Excerto citado —
★ ★ ★ ★
Foi em 1994 que ouvimos pela primeira vez a expressão “Geração Rasca”, um conceito que se tornou um símbolo de contestação de valores entre gerações e que, em 2011, veio a ser convertida em “Geração à Rasca”, fruto de uma intervenção no país e cujo impacto todos nós conhecemos. Trinta anos depois, qual é o nome que se segue?
Nativa digital, a Geração Z é diversificada, criativa, altamente conectada, estando a moldar e influenciar a cultura, o mercado de trabalho e as tendências sociais do país. Com uma mentalidade empreendedora e exigente, são adeptos da colaboração e valorizam o equilíbrio entre trabalho e vida pessoal, logo, são mesmo os líderes que estão “enrascados” se não se preparam para acolher esta nova geração que entra pelas suas empresas para coabitar entre as outras quatro gerações, cheios de sonhos – e vontade – de serem ouvidos, lidos e compreendidos.
Entre welcome kits, summer schools e outras amenidades, o plano é, geralmente, assegurar programas de mentoria para jovens que acabam de integrar a empresa e o mercado de trabalho. E ainda bem. Mas em contacto com uma nova geração de empreendedores na Casa do Impacto, muitas vezes debato-me com o “ângulo morto” das temáticas que lhes são inatas e que a nós passam despercebidas. E percebo, cada vez mais: o futuro com impacto é uma estrada de dois sentidos no que respeita ao conhecimento intergeracional.
A Mentoria sempre foi sobre construir pontes, relações e ligações entre quem tem mais experiência e quem está (tipicamente) a entrar para o mercado de trabalho ou a começar algo de novo. Desta forma, aqueles que já traçaram um caminho a lápis, que apagaram e que depois puderam escrevê-lo a caneta podem dar ferramentas para as novas gerações poderem fazer copy às vitórias, enter as novas ideias, escape aos perigos e undo aos erros – sim, nesta geração não há borrachas e decalque a caneta.
Mas hoje falo de “Reverse Mentoring”, um termo pouco reconhecido em Portugal, mas que significa precisamente isso: uma mentoria reversa em que os mais novos apontam as boas práticas e dão ensinamentos únicos aos líderes consolidados sobre o inconformismo, novos caminhos e desafios, e, sobretudo, sobre inovação e impacto. Será assim tão bizarro, visto que vão ser eles a sentir a mudança na pele?
★ ★ ★ ★
Linhas de dados —
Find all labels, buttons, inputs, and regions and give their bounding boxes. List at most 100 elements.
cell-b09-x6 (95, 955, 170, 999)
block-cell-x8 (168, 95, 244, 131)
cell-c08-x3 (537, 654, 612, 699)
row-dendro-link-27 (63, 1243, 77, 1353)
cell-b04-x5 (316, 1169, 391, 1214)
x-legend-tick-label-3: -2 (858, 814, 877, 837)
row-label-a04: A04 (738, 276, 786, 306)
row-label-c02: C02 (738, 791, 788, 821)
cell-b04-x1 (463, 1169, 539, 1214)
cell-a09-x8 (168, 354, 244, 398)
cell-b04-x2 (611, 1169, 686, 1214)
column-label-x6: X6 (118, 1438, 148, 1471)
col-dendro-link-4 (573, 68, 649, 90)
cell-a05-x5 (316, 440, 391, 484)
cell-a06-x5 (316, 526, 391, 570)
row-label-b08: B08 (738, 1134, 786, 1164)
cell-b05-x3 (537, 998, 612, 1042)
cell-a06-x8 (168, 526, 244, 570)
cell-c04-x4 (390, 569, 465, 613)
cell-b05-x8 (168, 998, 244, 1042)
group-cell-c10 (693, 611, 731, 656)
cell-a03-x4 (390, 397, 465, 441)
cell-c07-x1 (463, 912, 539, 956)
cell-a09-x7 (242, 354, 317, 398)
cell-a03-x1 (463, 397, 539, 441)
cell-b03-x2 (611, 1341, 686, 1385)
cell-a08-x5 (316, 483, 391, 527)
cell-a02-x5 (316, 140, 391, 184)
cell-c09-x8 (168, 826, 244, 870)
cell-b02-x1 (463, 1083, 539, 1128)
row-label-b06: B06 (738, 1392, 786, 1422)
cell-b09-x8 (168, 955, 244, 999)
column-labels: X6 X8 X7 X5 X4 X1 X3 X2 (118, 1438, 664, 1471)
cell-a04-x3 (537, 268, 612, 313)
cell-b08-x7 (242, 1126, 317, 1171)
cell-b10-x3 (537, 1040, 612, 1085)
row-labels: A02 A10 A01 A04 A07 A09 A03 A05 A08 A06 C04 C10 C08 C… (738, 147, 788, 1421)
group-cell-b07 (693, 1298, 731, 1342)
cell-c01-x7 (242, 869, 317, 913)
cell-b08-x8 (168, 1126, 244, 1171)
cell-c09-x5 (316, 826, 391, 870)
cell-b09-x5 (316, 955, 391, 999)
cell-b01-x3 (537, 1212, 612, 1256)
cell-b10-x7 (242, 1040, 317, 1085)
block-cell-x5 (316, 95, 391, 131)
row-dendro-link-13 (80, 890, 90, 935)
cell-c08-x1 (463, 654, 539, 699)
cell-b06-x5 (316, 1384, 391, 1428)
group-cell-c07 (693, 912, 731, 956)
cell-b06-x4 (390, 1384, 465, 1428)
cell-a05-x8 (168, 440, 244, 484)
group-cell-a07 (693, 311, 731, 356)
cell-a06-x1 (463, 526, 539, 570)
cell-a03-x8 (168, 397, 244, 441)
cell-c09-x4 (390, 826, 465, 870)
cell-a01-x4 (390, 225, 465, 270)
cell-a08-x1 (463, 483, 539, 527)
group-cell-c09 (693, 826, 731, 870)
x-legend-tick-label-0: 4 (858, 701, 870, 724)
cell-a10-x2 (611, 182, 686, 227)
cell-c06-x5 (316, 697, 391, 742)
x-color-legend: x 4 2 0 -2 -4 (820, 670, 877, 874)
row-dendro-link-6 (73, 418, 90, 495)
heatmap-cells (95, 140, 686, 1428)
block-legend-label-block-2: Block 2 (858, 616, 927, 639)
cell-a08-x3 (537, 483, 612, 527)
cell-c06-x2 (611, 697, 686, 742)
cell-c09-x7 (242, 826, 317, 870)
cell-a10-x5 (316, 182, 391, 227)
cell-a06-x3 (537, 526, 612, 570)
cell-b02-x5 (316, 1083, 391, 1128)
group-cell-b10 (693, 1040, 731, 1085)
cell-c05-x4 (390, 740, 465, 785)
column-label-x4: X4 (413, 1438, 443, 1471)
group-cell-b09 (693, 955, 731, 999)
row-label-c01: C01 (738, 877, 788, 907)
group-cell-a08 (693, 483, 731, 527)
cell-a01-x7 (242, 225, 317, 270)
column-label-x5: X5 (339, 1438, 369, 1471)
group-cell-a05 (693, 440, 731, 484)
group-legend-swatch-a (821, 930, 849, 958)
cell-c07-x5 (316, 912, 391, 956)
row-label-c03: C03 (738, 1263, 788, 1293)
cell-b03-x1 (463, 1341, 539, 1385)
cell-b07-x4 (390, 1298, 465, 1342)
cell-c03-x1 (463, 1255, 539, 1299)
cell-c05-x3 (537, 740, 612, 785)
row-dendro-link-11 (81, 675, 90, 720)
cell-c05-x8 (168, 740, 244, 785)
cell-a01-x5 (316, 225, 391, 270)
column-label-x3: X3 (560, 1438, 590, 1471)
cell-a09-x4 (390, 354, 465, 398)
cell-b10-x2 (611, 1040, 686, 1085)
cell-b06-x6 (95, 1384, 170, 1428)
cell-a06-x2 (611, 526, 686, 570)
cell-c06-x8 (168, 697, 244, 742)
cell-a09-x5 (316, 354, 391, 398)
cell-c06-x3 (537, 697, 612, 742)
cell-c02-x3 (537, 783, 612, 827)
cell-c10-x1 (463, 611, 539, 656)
★ ★ ★ ★
Lista de tarefas —
a: No texto sobre mentoria, reescreve o trecho que vai de "A Mentoria sempre" até "decalque a caneta.", trocando "lápis" por "grafite".
b: Segundo o texto sobre mentoria, em que ano a expressão "Geração Rasca" passou a "Geração à Rasca"?

Resoluções —
a:
A Mentoria sempre foi sobre construir pontes, relações e ligações entre quem tem mais experiência e quem está (tipicamente) a entrar para o mercado de trabalho ou a começar algo de novo. Desta forma, aqueles que já traçaram um caminho a grafite, que apagaram e que depois puderam escrevê-lo a caneta podem dar ferramentas para as novas gerações poderem fazer copy às vitórias, enter as novas ideias, escape aos perigos e undo aos erros – sim, nesta geração não há borrachas e decalque a caneta.

b: Em 2011.